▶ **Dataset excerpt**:
<<<<

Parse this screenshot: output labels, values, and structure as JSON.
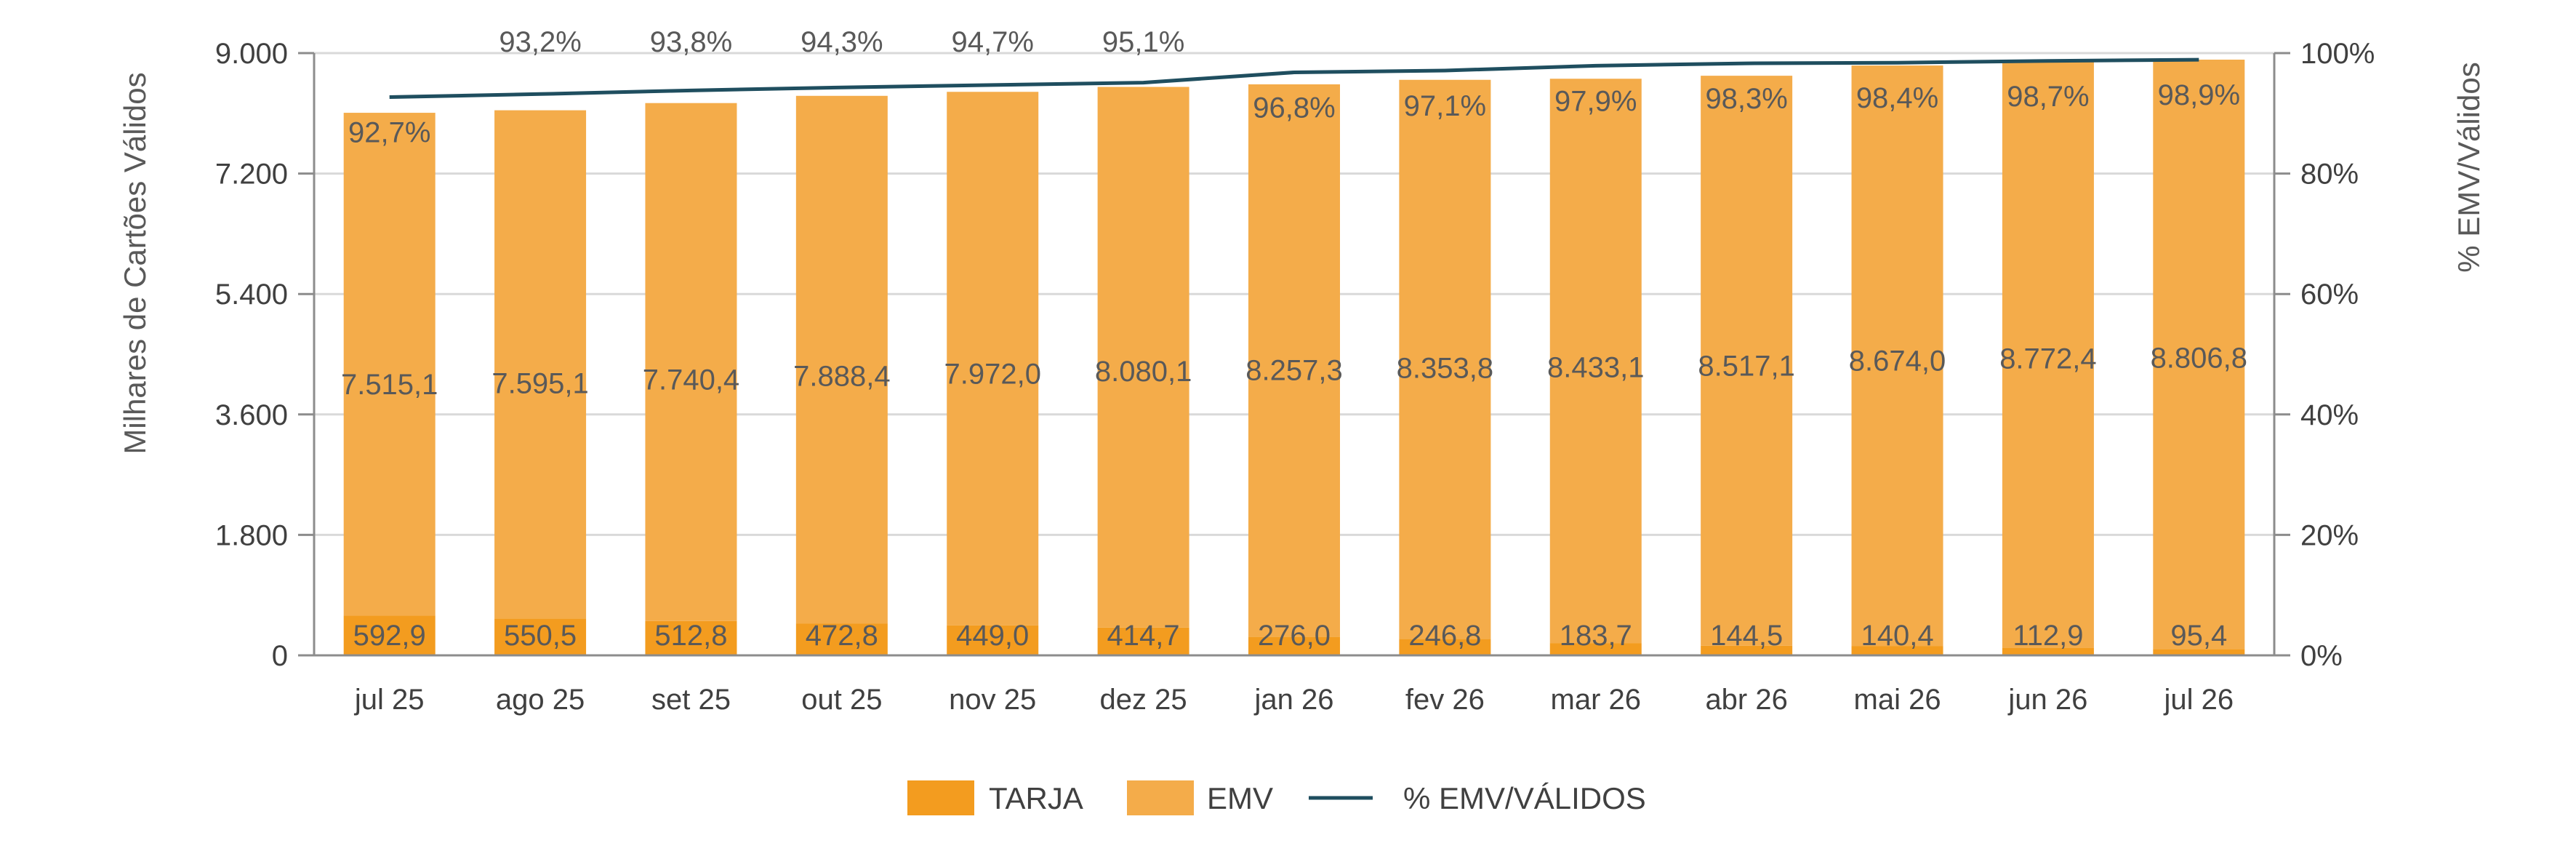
{
  "chart_data": {
    "type": "bar",
    "stacked": true,
    "categories": [
      "jul 25",
      "ago 25",
      "set 25",
      "out 25",
      "nov 25",
      "dez 25",
      "jan 26",
      "fev 26",
      "mar 26",
      "abr 26",
      "mai 26",
      "jun 26",
      "jul 26"
    ],
    "series": [
      {
        "name": "TARJA",
        "color": "#F39C1F",
        "values": [
          592.9,
          550.5,
          512.8,
          472.8,
          449.0,
          414.7,
          276.0,
          246.8,
          183.7,
          144.5,
          140.4,
          112.9,
          95.4
        ],
        "labels": [
          "592,9",
          "550,5",
          "512,8",
          "472,8",
          "449,0",
          "414,7",
          "276,0",
          "246,8",
          "183,7",
          "144,5",
          "140,4",
          "112,9",
          "95,4"
        ]
      },
      {
        "name": "EMV",
        "color": "#F4AC4A",
        "values": [
          7515.1,
          7595.1,
          7740.4,
          7888.4,
          7972.0,
          8080.1,
          8257.3,
          8353.8,
          8433.1,
          8517.1,
          8674.0,
          8772.4,
          8806.8
        ],
        "labels": [
          "7.515,1",
          "7.595,1",
          "7.740,4",
          "7.888,4",
          "7.972,0",
          "8.080,1",
          "8.257,3",
          "8.353,8",
          "8.433,1",
          "8.517,1",
          "8.674,0",
          "8.772,4",
          "8.806,8"
        ]
      }
    ],
    "line_series": {
      "name": "% EMV/VÁLIDOS",
      "color": "#1F4E5F",
      "values": [
        92.7,
        93.2,
        93.8,
        94.3,
        94.7,
        95.1,
        96.8,
        97.1,
        97.9,
        98.3,
        98.4,
        98.7,
        98.9
      ],
      "labels": [
        "92,7%",
        "93,2%",
        "93,8%",
        "94,3%",
        "94,7%",
        "95,1%",
        "96,8%",
        "97,1%",
        "97,9%",
        "98,3%",
        "98,4%",
        "98,7%",
        "98,9%"
      ],
      "label_above": [
        false,
        true,
        true,
        true,
        true,
        true,
        false,
        false,
        false,
        false,
        false,
        false,
        false
      ]
    },
    "ylabel": "Milhares de Cartões Válidos",
    "y2label": "% EMV/Válidos",
    "ylim": [
      0,
      9000
    ],
    "y2lim": [
      0,
      100
    ],
    "yticks": [
      {
        "value": 0,
        "label": "0"
      },
      {
        "value": 1800,
        "label": "1.800"
      },
      {
        "value": 3600,
        "label": "3.600"
      },
      {
        "value": 5400,
        "label": "5.400"
      },
      {
        "value": 7200,
        "label": "7.200"
      },
      {
        "value": 9000,
        "label": "9.000"
      }
    ],
    "y2ticks": [
      {
        "value": 0,
        "label": "0%"
      },
      {
        "value": 20,
        "label": "20%"
      },
      {
        "value": 40,
        "label": "40%"
      },
      {
        "value": 60,
        "label": "60%"
      },
      {
        "value": 80,
        "label": "80%"
      },
      {
        "value": 100,
        "label": "100%"
      }
    ],
    "grid": true,
    "legend_position": "bottom-center"
  }
}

>>>>

▶ **What is needed**:
Scan the listing above and copy all lines containing the word "values".

▶ **Correct result**:
Parse this screenshot: output labels, values, and structure as JSON.
        "values": [
        "values": [
      "values": [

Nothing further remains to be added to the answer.